= PROBLEM REQUIREMENTS =
All of the records listed below should be retyped exactly.

Entries taken from a collection:
+ + + + + + +
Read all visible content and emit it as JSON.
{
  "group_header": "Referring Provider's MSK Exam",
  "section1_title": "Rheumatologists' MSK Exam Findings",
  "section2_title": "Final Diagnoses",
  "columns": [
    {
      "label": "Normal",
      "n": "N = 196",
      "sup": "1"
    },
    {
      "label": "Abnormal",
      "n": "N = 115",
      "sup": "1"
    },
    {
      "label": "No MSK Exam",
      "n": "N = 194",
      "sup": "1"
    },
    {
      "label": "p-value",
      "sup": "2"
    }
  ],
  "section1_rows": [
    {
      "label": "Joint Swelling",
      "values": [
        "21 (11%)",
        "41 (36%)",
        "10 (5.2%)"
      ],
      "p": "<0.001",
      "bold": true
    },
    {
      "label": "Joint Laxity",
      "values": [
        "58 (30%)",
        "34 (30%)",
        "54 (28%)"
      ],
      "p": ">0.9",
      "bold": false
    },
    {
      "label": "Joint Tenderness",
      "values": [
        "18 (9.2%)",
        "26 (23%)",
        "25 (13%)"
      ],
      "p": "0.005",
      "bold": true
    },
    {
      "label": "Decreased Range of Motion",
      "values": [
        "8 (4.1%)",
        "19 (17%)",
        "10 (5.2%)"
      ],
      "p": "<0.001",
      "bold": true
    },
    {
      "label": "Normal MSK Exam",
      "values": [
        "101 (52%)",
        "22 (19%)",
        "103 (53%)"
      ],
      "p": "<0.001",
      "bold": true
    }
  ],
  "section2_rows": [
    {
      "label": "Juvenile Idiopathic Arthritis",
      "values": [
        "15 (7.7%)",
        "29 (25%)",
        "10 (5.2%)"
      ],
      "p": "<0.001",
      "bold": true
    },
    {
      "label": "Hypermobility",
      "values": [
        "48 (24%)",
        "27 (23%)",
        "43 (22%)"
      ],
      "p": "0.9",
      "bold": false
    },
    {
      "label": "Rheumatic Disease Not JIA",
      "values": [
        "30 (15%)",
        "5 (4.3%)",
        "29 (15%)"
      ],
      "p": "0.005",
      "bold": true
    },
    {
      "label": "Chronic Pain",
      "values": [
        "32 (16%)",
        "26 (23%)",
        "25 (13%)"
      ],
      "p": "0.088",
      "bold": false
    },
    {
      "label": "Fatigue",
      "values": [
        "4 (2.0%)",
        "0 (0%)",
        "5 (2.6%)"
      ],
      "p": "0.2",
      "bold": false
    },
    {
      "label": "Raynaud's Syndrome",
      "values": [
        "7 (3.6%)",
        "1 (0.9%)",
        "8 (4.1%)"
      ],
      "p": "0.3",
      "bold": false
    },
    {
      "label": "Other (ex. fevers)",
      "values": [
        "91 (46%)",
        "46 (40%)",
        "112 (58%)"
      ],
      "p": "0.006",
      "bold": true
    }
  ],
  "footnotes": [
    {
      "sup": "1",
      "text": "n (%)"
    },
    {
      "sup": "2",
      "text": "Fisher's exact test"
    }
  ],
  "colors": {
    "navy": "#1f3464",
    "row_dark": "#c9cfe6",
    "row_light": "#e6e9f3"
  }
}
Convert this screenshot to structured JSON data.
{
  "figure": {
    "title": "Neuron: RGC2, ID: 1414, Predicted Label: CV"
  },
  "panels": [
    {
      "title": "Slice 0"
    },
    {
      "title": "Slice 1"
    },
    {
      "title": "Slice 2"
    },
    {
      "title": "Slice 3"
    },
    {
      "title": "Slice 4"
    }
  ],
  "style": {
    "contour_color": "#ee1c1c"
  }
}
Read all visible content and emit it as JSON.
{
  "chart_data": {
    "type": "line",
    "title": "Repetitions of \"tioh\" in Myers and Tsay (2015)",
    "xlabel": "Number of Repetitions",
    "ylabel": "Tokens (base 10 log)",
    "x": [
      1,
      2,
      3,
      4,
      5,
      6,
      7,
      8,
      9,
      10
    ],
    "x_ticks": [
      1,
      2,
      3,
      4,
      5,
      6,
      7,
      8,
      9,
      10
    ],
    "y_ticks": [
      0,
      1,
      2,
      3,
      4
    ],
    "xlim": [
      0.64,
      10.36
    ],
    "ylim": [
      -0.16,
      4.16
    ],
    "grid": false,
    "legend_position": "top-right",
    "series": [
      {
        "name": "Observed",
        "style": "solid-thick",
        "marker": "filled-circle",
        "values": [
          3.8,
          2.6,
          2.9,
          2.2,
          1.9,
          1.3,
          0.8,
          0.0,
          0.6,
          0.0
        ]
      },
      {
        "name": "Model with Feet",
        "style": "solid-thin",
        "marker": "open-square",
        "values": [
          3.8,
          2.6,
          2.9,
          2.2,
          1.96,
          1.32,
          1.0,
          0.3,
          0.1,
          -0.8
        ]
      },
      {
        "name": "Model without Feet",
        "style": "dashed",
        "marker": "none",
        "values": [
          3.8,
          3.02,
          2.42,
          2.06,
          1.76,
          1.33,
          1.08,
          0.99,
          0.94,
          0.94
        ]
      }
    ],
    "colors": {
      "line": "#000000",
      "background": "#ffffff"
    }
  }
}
+ + + + + + +
= EXERCISE RESPONSE =
Read all visible content and emit it as JSON.
{
  "group_header": "Referring Provider's MSK Exam",
  "section1_title": "Rheumatologists' MSK Exam Findings",
  "section2_title": "Final Diagnoses",
  "columns": [
    {
      "label": "Normal",
      "n": "N = 196",
      "sup": "1"
    },
    {
      "label": "Abnormal",
      "n": "N = 115",
      "sup": "1"
    },
    {
      "label": "No MSK Exam",
      "n": "N = 194",
      "sup": "1"
    },
    {
      "label": "p-value",
      "sup": "2"
    }
  ],
  "section1_rows": [
    {
      "label": "Joint Swelling",
      "values": [
        "21 (11%)",
        "41 (36%)",
        "10 (5.2%)"
      ],
      "p": "<0.001",
      "bold": true
    },
    {
      "label": "Joint Laxity",
      "values": [
        "58 (30%)",
        "34 (30%)",
        "54 (28%)"
      ],
      "p": ">0.9",
      "bold": false
    },
    {
      "label": "Joint Tenderness",
      "values": [
        "18 (9.2%)",
        "26 (23%)",
        "25 (13%)"
      ],
      "p": "0.005",
      "bold": true
    },
    {
      "label": "Decreased Range of Motion",
      "values": [
        "8 (4.1%)",
        "19 (17%)",
        "10 (5.2%)"
      ],
      "p": "<0.001",
      "bold": true
    },
    {
      "label": "Normal MSK Exam",
      "values": [
        "101 (52%)",
        "22 (19%)",
        "103 (53%)"
      ],
      "p": "<0.001",
      "bold": true
    }
  ],
  "section2_rows": [
    {
      "label": "Juvenile Idiopathic Arthritis",
      "values": [
        "15 (7.7%)",
        "29 (25%)",
        "10 (5.2%)"
      ],
      "p": "<0.001",
      "bold": true
    },
    {
      "label": "Hypermobility",
      "values": [
        "48 (24%)",
        "27 (23%)",
        "43 (22%)"
      ],
      "p": "0.9",
      "bold": false
    },
    {
      "label": "Rheumatic Disease Not JIA",
      "values": [
        "30 (15%)",
        "5 (4.3%)",
        "29 (15%)"
      ],
      "p": "0.005",
      "bold": true
    },
    {
      "label": "Chronic Pain",
      "values": [
        "32 (16%)",
        "26 (23%)",
        "25 (13%)"
      ],
      "p": "0.088",
      "bold": false
    },
    {
      "label": "Fatigue",
      "values": [
        "4 (2.0%)",
        "0 (0%)",
        "5 (2.6%)"
      ],
      "p": "0.2",
      "bold": false
    },
    {
      "label": "Raynaud's Syndrome",
      "values": [
        "7 (3.6%)",
        "1 (0.9%)",
        "8 (4.1%)"
      ],
      "p": "0.3",
      "bold": false
    },
    {
      "label": "Other (ex. fevers)",
      "values": [
        "91 (46%)",
        "46 (40%)",
        "112 (58%)"
      ],
      "p": "0.006",
      "bold": true
    }
  ],
  "footnotes": [
    {
      "sup": "1",
      "text": "n (%)"
    },
    {
      "sup": "2",
      "text": "Fisher's exact test"
    }
  ],
  "colors": {
    "navy": "#1f3464",
    "row_dark": "#c9cfe6",
    "row_light": "#e6e9f3"
  }
}
Convert this screenshot to structured JSON data.
{
  "figure": {
    "title": "Neuron: RGC2, ID: 1414, Predicted Label: CV"
  },
  "panels": [
    {
      "title": "Slice 0"
    },
    {
      "title": "Slice 1"
    },
    {
      "title": "Slice 2"
    },
    {
      "title": "Slice 3"
    },
    {
      "title": "Slice 4"
    }
  ],
  "style": {
    "contour_color": "#ee1c1c"
  }
}
Read all visible content and emit it as JSON.
{
  "chart_data": {
    "type": "line",
    "title": "Repetitions of \"tioh\" in Myers and Tsay (2015)",
    "xlabel": "Number of Repetitions",
    "ylabel": "Tokens (base 10 log)",
    "x": [
      1,
      2,
      3,
      4,
      5,
      6,
      7,
      8,
      9,
      10
    ],
    "x_ticks": [
      1,
      2,
      3,
      4,
      5,
      6,
      7,
      8,
      9,
      10
    ],
    "y_ticks": [
      0,
      1,
      2,
      3,
      4
    ],
    "xlim": [
      0.64,
      10.36
    ],
    "ylim": [
      -0.16,
      4.16
    ],
    "grid": false,
    "legend_position": "top-right",
    "series": [
      {
        "name": "Observed",
        "style": "solid-thick",
        "marker": "filled-circle",
        "values": [
          3.8,
          2.6,
          2.9,
          2.2,
          1.9,
          1.3,
          0.8,
          0.0,
          0.6,
          0.0
        ]
      },
      {
        "name": "Model with Feet",
        "style": "solid-thin",
        "marker": "open-square",
        "values": [
          3.8,
          2.6,
          2.9,
          2.2,
          1.96,
          1.32,
          1.0,
          0.3,
          0.1,
          -0.8
        ]
      },
      {
        "name": "Model without Feet",
        "style": "dashed",
        "marker": "none",
        "values": [
          3.8,
          3.02,
          2.42,
          2.06,
          1.76,
          1.33,
          1.08,
          0.99,
          0.94,
          0.94
        ]
      }
    ],
    "colors": {
      "line": "#000000",
      "background": "#ffffff"
    }
  }
}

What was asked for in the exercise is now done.